◆ Directive: Repeat each entry as written, dropping any picture you find.

--- start ---

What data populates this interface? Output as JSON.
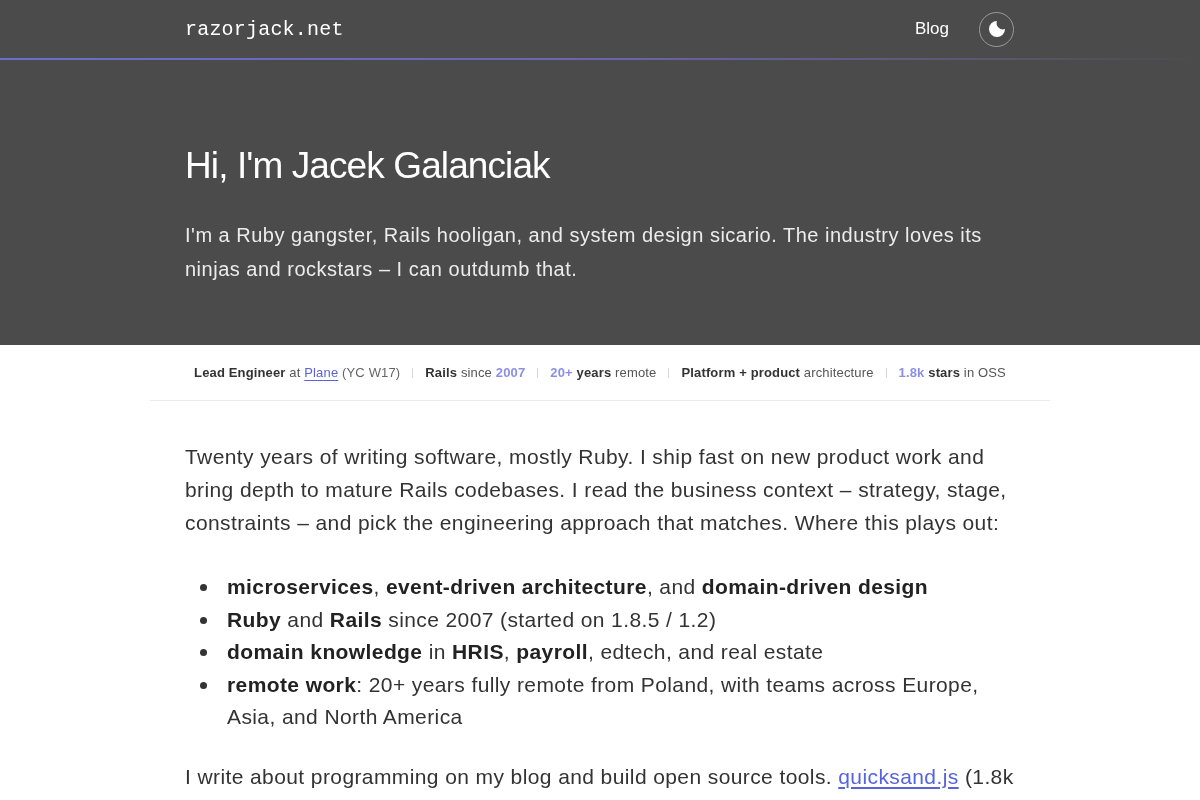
{
  "header": {
    "logo": "razorjack.net",
    "nav": [
      {
        "label": "Blog"
      }
    ]
  },
  "hero": {
    "title": "Hi, I'm Jacek Galanciak",
    "subtitle": "I'm a Ruby gangster, Rails hooligan, and system design sicario. The industry loves its ninjas and rockstars – I can outdumb that."
  },
  "facts": [
    {
      "parts": [
        {
          "kind": "strong",
          "text": "Lead Engineer"
        },
        {
          "kind": "plain",
          "text": "at"
        },
        {
          "kind": "link",
          "text": "Plane"
        },
        {
          "kind": "muted",
          "text": "(YC W17)"
        }
      ]
    },
    {
      "parts": [
        {
          "kind": "strong",
          "text": "Rails"
        },
        {
          "kind": "plain",
          "text": "since"
        },
        {
          "kind": "accent",
          "text": "2007"
        }
      ]
    },
    {
      "parts": [
        {
          "kind": "accent",
          "text": "20+"
        },
        {
          "kind": "strong",
          "text": "years"
        },
        {
          "kind": "plain",
          "text": "remote"
        }
      ]
    },
    {
      "parts": [
        {
          "kind": "strong",
          "text": "Platform + product"
        },
        {
          "kind": "plain",
          "text": "architecture"
        }
      ]
    },
    {
      "parts": [
        {
          "kind": "accent",
          "text": "1.8k"
        },
        {
          "kind": "strong",
          "text": "stars"
        },
        {
          "kind": "plain",
          "text": "in OSS"
        }
      ]
    }
  ],
  "intro": "Twenty years of writing software, mostly Ruby. I ship fast on new product work and bring depth to mature Rails codebases. I read the business context – strategy, stage, constraints – and pick the engineering approach that matches. Where this plays out:",
  "highlights": [
    "**microservices**, **event-driven architecture**, and **domain-driven design**",
    "**Ruby** and **Rails** since 2007 (started on 1.8.5 / 1.2)",
    "**domain knowledge** in **HRIS**, **payroll**, edtech, and real estate",
    "**remote work**: 20+ years fully remote from Poland, with teams across Europe, Asia, and North America"
  ],
  "closing": {
    "parts": [
      {
        "kind": "text",
        "text": "I write about programming on my blog and build open source tools."
      },
      {
        "kind": "link",
        "text": "quicksand.js"
      },
      {
        "kind": "text",
        "text": "(1.8k"
      }
    ]
  }
}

--- end ---

◆ Finished task:
What data populates this interface? Output as JSON.
{
  "header": {
    "logo": "razorjack.net",
    "nav": [
      {
        "label": "Blog"
      }
    ]
  },
  "hero": {
    "title": "Hi, I'm Jacek Galanciak",
    "subtitle": "I'm a Ruby gangster, Rails hooligan, and system design sicario. The industry loves its ninjas and rockstars – I can outdumb that."
  },
  "facts": [
    {
      "parts": [
        {
          "kind": "strong",
          "text": "Lead Engineer"
        },
        {
          "kind": "plain",
          "text": "at"
        },
        {
          "kind": "link",
          "text": "Plane"
        },
        {
          "kind": "muted",
          "text": "(YC W17)"
        }
      ]
    },
    {
      "parts": [
        {
          "kind": "strong",
          "text": "Rails"
        },
        {
          "kind": "plain",
          "text": "since"
        },
        {
          "kind": "accent",
          "text": "2007"
        }
      ]
    },
    {
      "parts": [
        {
          "kind": "accent",
          "text": "20+"
        },
        {
          "kind": "strong",
          "text": "years"
        },
        {
          "kind": "plain",
          "text": "remote"
        }
      ]
    },
    {
      "parts": [
        {
          "kind": "strong",
          "text": "Platform + product"
        },
        {
          "kind": "plain",
          "text": "architecture"
        }
      ]
    },
    {
      "parts": [
        {
          "kind": "accent",
          "text": "1.8k"
        },
        {
          "kind": "strong",
          "text": "stars"
        },
        {
          "kind": "plain",
          "text": "in OSS"
        }
      ]
    }
  ],
  "intro": "Twenty years of writing software, mostly Ruby. I ship fast on new product work and bring depth to mature Rails codebases. I read the business context – strategy, stage, constraints – and pick the engineering approach that matches. Where this plays out:",
  "highlights": [
    "**microservices**, **event-driven architecture**, and **domain-driven design**",
    "**Ruby** and **Rails** since 2007 (started on 1.8.5 / 1.2)",
    "**domain knowledge** in **HRIS**, **payroll**, edtech, and real estate",
    "**remote work**: 20+ years fully remote from Poland, with teams across Europe, Asia, and North America"
  ],
  "closing": {
    "parts": [
      {
        "kind": "text",
        "text": "I write about programming on my blog and build open source tools."
      },
      {
        "kind": "link",
        "text": "quicksand.js"
      },
      {
        "kind": "text",
        "text": "(1.8k"
      }
    ]
  }
}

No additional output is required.